» **PAGE TEXT**:
-- begin --

2.6.6 Public-Key Infrastructure (X.509) (pkix)

NOTE: This charter is a snapshot of the 45th IETF Meeting in Oslo, Norway. It may now be out-of-date. Last Modified: 04-Jun-99


Stephen Kent <kent@bbn.com>
Warwick Ford <wford@verisign.com>

Security Area Director(s):

Jeffrey Schiller <jis@mit.edu>
Marcus Leech <mleech@nortel.ca>

Security Area Advisor:

Jeffrey Schiller <jis@mit.edu>

Mailing Lists:

General Discussion:ietf-pkix@imc.org
To Subscribe: ietf-pkix-request@imc.org
In Body: subscribe (In Body)
Archive: http://www.imc.org/ietf-pkix

Description of Working Group:

Many Internet protocols and applications which use the Internet employ public-key technology for security purposes and require a public-key infrastructure (PKI) to securely manage public keys for widely-distributed users or systems. The X.509 standard constitutes a widely-accepted basis for such an infrastructure, defining data formats and procedures related to distribution of public keys via certificates digitally signed by certification authorities (CAs). RFC 1422 specified the basis of an X.509-based PKI, targeted primarily at satisfying the needs of Internet Privacy Enhanced Mail (PEM). Since RFC 1422 was issued, application requirements for an Internet PKI have broadened tremendously, and the capabilities of X.509 have advanced with the development of standards defining the X.509 version 3 certificate and version 2 certificate revocation list (CRL).

The task of the working group will be to develop Internet standards needed to support an X.509-based PKI. The goal of this PKI will be to facilitate the use of X.509 certificates in multiple applications which make use of the Internet and to promote interoperability between different implementations choosing to make use of X.509 certificates. The resulting PKI is intended to provide a framework which will support a range of trust/hierarchy environments and a range of usage environments (RFC1422 is an example of one such model).

Candidate applications to be served by this PKI include, but are not limited to, PEM, MOSS, GSS-API mechanisms (e.g., SPKM), ipsec protocols, Internet payment protocols, and www protocols. This project will not preclude use of non-infrastructural public-key distribution techniques nor of non-X.509 PKIs by such applications. Efforts will be made to coordinate with the IETF White Pages (X.500/WHOIS++) project.

The group will focus on tailoring and profiling the features available in the v3 X.509 certificate to best match the requirements and characteristics of the Internet environment. Other topics to be addressed potentially include:

o Alternatives for CA-to-CA certification links and structures, including guidelines for constraints

o Revocation alternatives, including profiling of X.509 v2 CRL extensions

o Certificate and CRL distribution options (X.500-based, non-X.500-based)

o Guidelines for policy definition and registration

o Administrative protocols and procedures, including certificate generation, revocation notification, cross-certification, and key-pair updating

o Naming and name forms (how entities are identified, e.g., email address, URN, DN, misc.)

-- end --

» **SHORT PROBLEM 1**:
Reproduce verbatim the passage of the PKIX charter starting with "o Alternatives for" and going on through "options (X.500-based, non-X.500-based)".
» **SHORT PROBLEM 2**:
Extend the PKIX working group charter from its final line, keeping its style and subject.
The items that come next are drawn from a different source than the working group charter.

» **EXTRACTED ENTRIES**:
-- begin --

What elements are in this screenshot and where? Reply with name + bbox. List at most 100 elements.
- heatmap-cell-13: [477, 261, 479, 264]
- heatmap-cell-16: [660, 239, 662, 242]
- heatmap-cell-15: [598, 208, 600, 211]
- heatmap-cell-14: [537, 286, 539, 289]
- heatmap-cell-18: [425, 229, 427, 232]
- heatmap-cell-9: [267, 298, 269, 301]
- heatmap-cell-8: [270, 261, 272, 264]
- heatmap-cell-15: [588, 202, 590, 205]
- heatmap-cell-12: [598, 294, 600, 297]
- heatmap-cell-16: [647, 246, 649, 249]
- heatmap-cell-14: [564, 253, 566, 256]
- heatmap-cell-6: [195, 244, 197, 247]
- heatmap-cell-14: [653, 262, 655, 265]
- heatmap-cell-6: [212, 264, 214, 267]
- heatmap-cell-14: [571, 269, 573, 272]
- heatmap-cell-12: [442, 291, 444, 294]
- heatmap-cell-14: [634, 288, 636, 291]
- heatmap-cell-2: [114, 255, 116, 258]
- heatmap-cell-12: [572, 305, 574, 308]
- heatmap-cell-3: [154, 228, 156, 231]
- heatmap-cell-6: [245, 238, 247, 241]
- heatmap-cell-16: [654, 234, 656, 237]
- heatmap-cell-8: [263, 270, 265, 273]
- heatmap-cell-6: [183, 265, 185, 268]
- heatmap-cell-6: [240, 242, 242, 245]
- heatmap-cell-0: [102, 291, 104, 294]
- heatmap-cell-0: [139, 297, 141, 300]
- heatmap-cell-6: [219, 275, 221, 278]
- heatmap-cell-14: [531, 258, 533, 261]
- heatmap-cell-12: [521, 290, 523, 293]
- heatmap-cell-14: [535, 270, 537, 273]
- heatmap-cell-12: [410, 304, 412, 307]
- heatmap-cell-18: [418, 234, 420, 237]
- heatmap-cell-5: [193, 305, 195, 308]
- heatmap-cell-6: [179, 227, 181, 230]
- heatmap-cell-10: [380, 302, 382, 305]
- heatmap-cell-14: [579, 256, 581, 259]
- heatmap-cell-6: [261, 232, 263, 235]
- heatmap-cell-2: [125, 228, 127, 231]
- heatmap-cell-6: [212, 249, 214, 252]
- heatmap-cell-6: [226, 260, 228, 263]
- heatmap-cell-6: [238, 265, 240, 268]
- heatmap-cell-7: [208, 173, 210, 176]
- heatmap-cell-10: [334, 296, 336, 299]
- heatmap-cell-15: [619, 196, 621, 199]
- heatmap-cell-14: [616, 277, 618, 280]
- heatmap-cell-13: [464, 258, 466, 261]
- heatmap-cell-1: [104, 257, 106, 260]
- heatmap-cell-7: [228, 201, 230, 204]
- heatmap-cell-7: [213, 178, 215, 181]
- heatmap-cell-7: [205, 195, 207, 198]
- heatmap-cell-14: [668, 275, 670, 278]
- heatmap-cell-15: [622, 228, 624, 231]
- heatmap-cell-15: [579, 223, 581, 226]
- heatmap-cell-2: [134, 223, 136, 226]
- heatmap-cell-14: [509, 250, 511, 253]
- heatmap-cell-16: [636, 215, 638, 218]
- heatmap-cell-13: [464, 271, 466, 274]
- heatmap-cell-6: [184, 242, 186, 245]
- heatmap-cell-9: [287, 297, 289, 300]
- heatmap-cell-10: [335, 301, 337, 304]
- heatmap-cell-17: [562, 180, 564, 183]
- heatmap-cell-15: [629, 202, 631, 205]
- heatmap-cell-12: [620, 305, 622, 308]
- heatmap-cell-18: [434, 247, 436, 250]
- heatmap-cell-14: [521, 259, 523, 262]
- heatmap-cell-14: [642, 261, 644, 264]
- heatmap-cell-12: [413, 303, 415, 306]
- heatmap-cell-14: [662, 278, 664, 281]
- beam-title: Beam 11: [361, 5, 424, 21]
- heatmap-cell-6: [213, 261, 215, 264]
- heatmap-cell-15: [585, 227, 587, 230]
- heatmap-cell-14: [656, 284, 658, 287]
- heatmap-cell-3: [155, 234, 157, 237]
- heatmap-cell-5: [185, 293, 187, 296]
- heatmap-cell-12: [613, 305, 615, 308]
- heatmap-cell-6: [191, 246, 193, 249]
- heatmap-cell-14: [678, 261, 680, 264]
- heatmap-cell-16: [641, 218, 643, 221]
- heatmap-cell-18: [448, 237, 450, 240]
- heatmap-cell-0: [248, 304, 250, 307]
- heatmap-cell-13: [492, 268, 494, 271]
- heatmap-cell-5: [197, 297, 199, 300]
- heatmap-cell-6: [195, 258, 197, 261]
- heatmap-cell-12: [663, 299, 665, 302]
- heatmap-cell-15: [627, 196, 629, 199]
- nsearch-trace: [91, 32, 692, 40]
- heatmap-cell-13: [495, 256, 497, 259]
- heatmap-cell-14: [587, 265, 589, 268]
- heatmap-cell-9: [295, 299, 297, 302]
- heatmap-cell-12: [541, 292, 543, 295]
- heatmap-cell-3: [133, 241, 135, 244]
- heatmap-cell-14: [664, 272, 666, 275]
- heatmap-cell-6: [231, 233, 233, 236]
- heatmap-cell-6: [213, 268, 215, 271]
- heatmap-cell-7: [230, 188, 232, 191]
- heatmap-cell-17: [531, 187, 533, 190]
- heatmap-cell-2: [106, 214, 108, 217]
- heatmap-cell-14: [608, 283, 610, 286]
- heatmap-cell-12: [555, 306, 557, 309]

-- end --

» **EXERCISE ANSWER 1**:
o Alternatives for CA-to-CA certification links and structures, including guidelines for constraints

o Revocation alternatives, including profiling of X.509 v2 CRL extensions

o Certificate and CRL distribution options (X.500-based, non-X.500-based)

» **EXERCISE ANSWER 2**:
o Generation of client key pairs by the PKI

Goals and Milestones:

Oct 95


Agree on working group charter.

Nov 95


Complete initial strawman PKI specification.

Dec 95


First meeting at Dallas IETF.

Jul 96


Submit PKI (X.509) specification to IESG for consideration as a Proposed Standard.


Request For Comments:







Internet X.509 Public Key Infrastructure Certificate and CRL Profile



Internet X.509 Public Key Infrastructure Certificate Management Protocols



Internet X.509 Certificate Request Message Format



Internet X.509 Public Key Infrastructure Certificate Policy and Certification Practices Framework



Internet X.509 Public Key Infrastructure Representation of Key Exchange Algorithm (KEA) Keys in Internet X.509 Public Key Infrastructure Certificates



Internet X.509 Public Key Infrastructure Operational Protocols - LDAPv2



Internet X.509 Public Key Infrastructure Operational Protocols: FTP and HTTP



Internet X.509 Public Key Infrastructure LDAPv2 Schema



X.509 Internet Public Key Infrastructure Online Certificate Status Protocol - OCSP

Current Meeting Report

PKIX WG Meeting 7/14/99
Edited by Steve Kent (WG co-chair)

The PKIX WG met only once during the 45th IETF and a approximately 180 individuals participated in these meetings.

The meeting began with a review of the status of all of the WG document, presented by Warwick Ford, WG co-chair. The following text summarizes the status of the documents:


PKIX Cert/CRL Profile (RFC 2459)
- Approved as Proposed Standard

KEA Algorithms for Profile (RFC 2528)
- Approved as Informational RFC

HTTP/FTP Operations (RFC 2585)
- Approved as Proposed Standard

LDAP V2 Operational Protocols (RFC 2559)
- Approved as Proposed Standard

LDAP V2 Schema (RFC 2587)
- Approved as Proposed Standard

OCSP (RFC 2560)
- Approved as Proposed Standard

CMP (RFC 2510)
- Approved as Proposed Standard

CRMF (RFC 2511)
- Approved as Proposed Standard

Certificate Policy/Practices Guideline (RFC 2527)
- Approved as Informational RFC


- ECDSA Algorithms for Profile (draft-ietf-pkix-ipki-ecdsa-01.txt)
- New draft to be issued for WG last call shortly
- CMC (draft-ietf-pkix-cmc-02.txt)

Diffie-Hellman POP (draft-ietf-pkix-dhpop-00.txt)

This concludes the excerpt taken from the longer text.